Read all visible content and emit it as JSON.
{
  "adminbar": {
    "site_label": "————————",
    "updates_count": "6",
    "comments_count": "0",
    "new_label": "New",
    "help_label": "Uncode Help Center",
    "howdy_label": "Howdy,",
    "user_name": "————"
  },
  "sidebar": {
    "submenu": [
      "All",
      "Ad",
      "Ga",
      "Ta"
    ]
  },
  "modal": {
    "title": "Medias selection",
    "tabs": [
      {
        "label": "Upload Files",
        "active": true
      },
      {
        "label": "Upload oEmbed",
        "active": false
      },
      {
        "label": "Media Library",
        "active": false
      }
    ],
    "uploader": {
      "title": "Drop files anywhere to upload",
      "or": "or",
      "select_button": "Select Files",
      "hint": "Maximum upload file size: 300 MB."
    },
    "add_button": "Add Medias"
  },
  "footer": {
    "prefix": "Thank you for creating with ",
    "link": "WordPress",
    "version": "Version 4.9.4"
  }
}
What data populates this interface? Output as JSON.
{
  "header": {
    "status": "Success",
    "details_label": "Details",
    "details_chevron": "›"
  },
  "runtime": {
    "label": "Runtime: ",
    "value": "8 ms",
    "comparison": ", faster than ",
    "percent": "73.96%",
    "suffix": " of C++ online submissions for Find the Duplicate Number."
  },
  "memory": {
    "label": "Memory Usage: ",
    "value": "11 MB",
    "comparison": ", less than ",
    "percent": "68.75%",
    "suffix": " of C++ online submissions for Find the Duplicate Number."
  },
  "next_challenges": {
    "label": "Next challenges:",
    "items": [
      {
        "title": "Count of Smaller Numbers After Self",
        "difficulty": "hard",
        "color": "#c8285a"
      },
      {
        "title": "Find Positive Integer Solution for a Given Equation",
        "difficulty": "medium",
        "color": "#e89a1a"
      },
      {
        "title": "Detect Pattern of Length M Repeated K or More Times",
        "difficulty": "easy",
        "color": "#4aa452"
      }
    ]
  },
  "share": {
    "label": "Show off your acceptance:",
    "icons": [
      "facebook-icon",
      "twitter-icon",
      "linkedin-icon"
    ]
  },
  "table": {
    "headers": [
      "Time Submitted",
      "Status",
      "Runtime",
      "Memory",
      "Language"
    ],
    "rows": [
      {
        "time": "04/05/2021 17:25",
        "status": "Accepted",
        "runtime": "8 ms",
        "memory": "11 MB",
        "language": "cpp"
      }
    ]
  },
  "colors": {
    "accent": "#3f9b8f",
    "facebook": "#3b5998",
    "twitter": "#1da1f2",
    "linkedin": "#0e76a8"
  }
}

## Exercise description
Set all of the entries down again, exactly as they were given.

## Answer to this task
Read all visible content and emit it as JSON.
{
  "adminbar": {
    "site_label": "————————",
    "updates_count": "6",
    "comments_count": "0",
    "new_label": "New",
    "help_label": "Uncode Help Center",
    "howdy_label": "Howdy,",
    "user_name": "————"
  },
  "sidebar": {
    "submenu": [
      "All",
      "Ad",
      "Ga",
      "Ta"
    ]
  },
  "modal": {
    "title": "Medias selection",
    "tabs": [
      {
        "label": "Upload Files",
        "active": true
      },
      {
        "label": "Upload oEmbed",
        "active": false
      },
      {
        "label": "Media Library",
        "active": false
      }
    ],
    "uploader": {
      "title": "Drop files anywhere to upload",
      "or": "or",
      "select_button": "Select Files",
      "hint": "Maximum upload file size: 300 MB."
    },
    "add_button": "Add Medias"
  },
  "footer": {
    "prefix": "Thank you for creating with ",
    "link": "WordPress",
    "version": "Version 4.9.4"
  }
}
What data populates this interface? Output as JSON.
{
  "header": {
    "status": "Success",
    "details_label": "Details",
    "details_chevron": "›"
  },
  "runtime": {
    "label": "Runtime: ",
    "value": "8 ms",
    "comparison": ", faster than ",
    "percent": "73.96%",
    "suffix": " of C++ online submissions for Find the Duplicate Number."
  },
  "memory": {
    "label": "Memory Usage: ",
    "value": "11 MB",
    "comparison": ", less than ",
    "percent": "68.75%",
    "suffix": " of C++ online submissions for Find the Duplicate Number."
  },
  "next_challenges": {
    "label": "Next challenges:",
    "items": [
      {
        "title": "Count of Smaller Numbers After Self",
        "difficulty": "hard",
        "color": "#c8285a"
      },
      {
        "title": "Find Positive Integer Solution for a Given Equation",
        "difficulty": "medium",
        "color": "#e89a1a"
      },
      {
        "title": "Detect Pattern of Length M Repeated K or More Times",
        "difficulty": "easy",
        "color": "#4aa452"
      }
    ]
  },
  "share": {
    "label": "Show off your acceptance:",
    "icons": [
      "facebook-icon",
      "twitter-icon",
      "linkedin-icon"
    ]
  },
  "table": {
    "headers": [
      "Time Submitted",
      "Status",
      "Runtime",
      "Memory",
      "Language"
    ],
    "rows": [
      {
        "time": "04/05/2021 17:25",
        "status": "Accepted",
        "runtime": "8 ms",
        "memory": "11 MB",
        "language": "cpp"
      }
    ]
  },
  "colors": {
    "accent": "#3f9b8f",
    "facebook": "#3b5998",
    "twitter": "#1da1f2",
    "linkedin": "#0e76a8"
  }
}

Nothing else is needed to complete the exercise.